**** Document segment ****

But what if the user compiles a program from some C-like HLL and in their program they define some special kind of struct. Now do we recompile the VM? Or do we just say, yeah, well, just like Java, you can't actually expose the byte layout in this VM except via the special FFI and Bytes data types and such.

---

should we automatically place the context operand into a Context register when calling a subroutine or custom instruction? nah, for the same reason we don't do that with operand inputs; it'll get clobbered in a subroutine call. We should place it on the stack (or the hidden stack), instead.

and since SHORT doesn't have a context operand, how do we interpret that? I'm guessing that every SHORT instruction just uses some default context. Is this DYN or is it something low-level and static (like U15 or native pointers, depending on the instruction signature?). I guess this is just a question of optimization, since everything about SHORT is just a question of optimization. So, eventually if we care, try both and profile them (obviously, as we switch from one to the other we'll have to recompile programs with different subset of code in SHORT and in MEDIUM format). My guess is that low-level static, like U15 and PTR, will be better than DYN, because we'd prefer to optimize the code density for stuff like the custom instructions and syscalls which are in the interpreter loop. This caters to slow, naive implementations, rather than fast advanced implementations that implement all that stuff as platform-native code, but that's okay because advanced implementations will probably directly compile Oot Core to some other optimized bytecode anyways.

**** Supplied information ****

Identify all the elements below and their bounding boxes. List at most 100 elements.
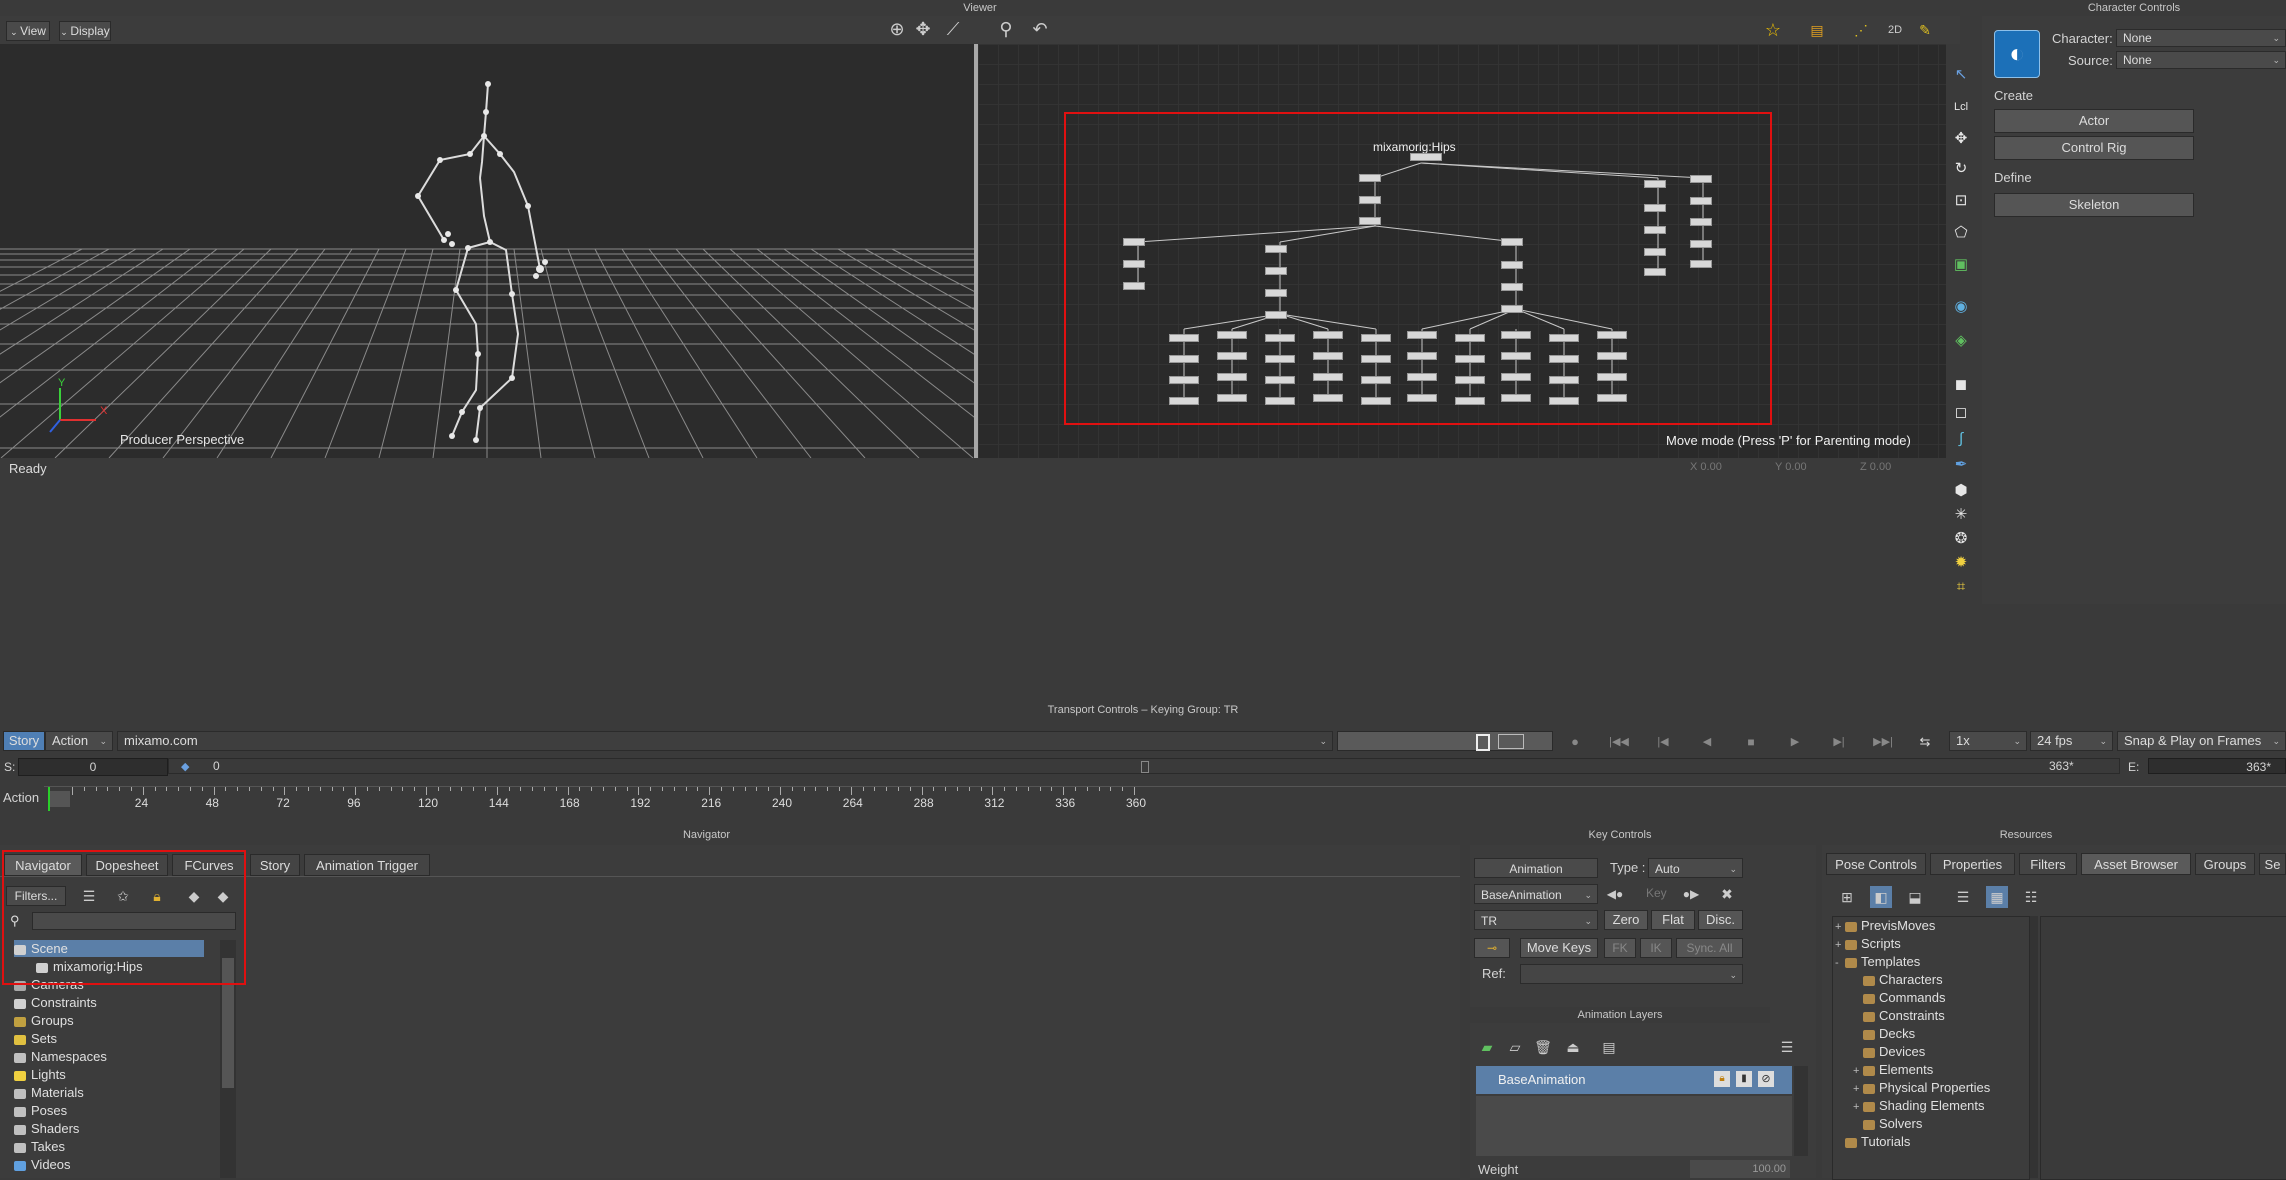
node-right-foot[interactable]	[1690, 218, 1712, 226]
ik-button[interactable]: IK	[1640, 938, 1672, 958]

****

*What you need to do*:
1. According to the VM design notes, where should the context operand be placed when calling a subroutine or custom instruction?
2. Do these statements agree with the VM design notes? Answer yes or no for each and quote the words that decide it. (a) The context operand should automatically go into a Context register when a subroutine is called. (b) SHORT has no context operand. (c) The writer guesses that DYN will do better than low-level static choices such as U15 and PTR.
The data is separate material from the VM design notes.

*Per-task outputs*:
1. On the stack (or the hidden stack).

2.
(a) No: "nah, for the same reason we don't do that with operand inputs; it'll get clobbered in a subroutine call."
(b) Yes: "since SHORT doesn't have a context operand"
(c) No: "My guess is that low-level static, like U15 and PTR, will be better than DYN"